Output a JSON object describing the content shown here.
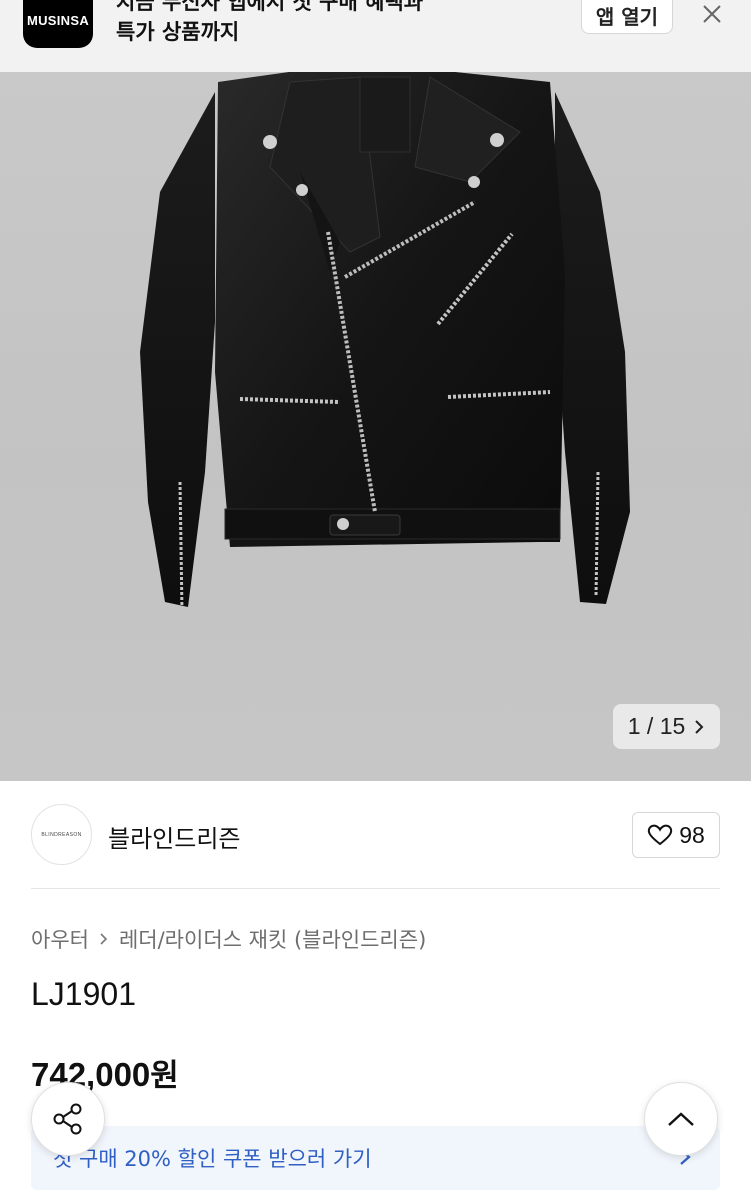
{
  "app_banner": {
    "logo_text": "MUSINSA",
    "line1": "지금 무신사 앱에서 첫 구매 혜택과",
    "line2": "특가 상품까지",
    "open_button": "앱 열기",
    "close_icon": "close-icon"
  },
  "gallery": {
    "current": "1",
    "separator": "/",
    "total": "15",
    "next_icon": "chevron-right-icon"
  },
  "brand": {
    "logo_text": "BLINDREASON",
    "name": "블라인드리즌",
    "likes": "98",
    "like_icon": "heart-outline-icon"
  },
  "breadcrumb": {
    "category": "아우터",
    "subcategory": "레더/라이더스 재킷 (블라인드리즌)"
  },
  "product": {
    "code": "LJ1901",
    "price": "742,000",
    "currency": "원"
  },
  "coupon": {
    "text": "첫 구매 20% 할인 쿠폰 받으러 가기"
  },
  "colors": {
    "coupon_text": "#2f5fc4",
    "coupon_bg": "#f1f5fc",
    "banner_bg": "#f2f2f2"
  }
}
++++++
### WHAT IS BEING ASKED
Leave out the pictures and repeat everything else in the records exactly.

### ANSWER BELOW
Output a JSON object describing the content shown here.
{
  "app_banner": {
    "logo_text": "MUSINSA",
    "line1": "지금 무신사 앱에서 첫 구매 혜택과",
    "line2": "특가 상품까지",
    "open_button": "앱 열기",
    "close_icon": "close-icon"
  },
  "gallery": {
    "current": "1",
    "separator": "/",
    "total": "15",
    "next_icon": "chevron-right-icon"
  },
  "brand": {
    "logo_text": "BLINDREASON",
    "name": "블라인드리즌",
    "likes": "98",
    "like_icon": "heart-outline-icon"
  },
  "breadcrumb": {
    "category": "아우터",
    "subcategory": "레더/라이더스 재킷 (블라인드리즌)"
  },
  "product": {
    "code": "LJ1901",
    "price": "742,000",
    "currency": "원"
  },
  "coupon": {
    "text": "첫 구매 20% 할인 쿠폰 받으러 가기"
  },
  "colors": {
    "coupon_text": "#2f5fc4",
    "coupon_bg": "#f1f5fc",
    "banner_bg": "#f2f2f2"
  }
}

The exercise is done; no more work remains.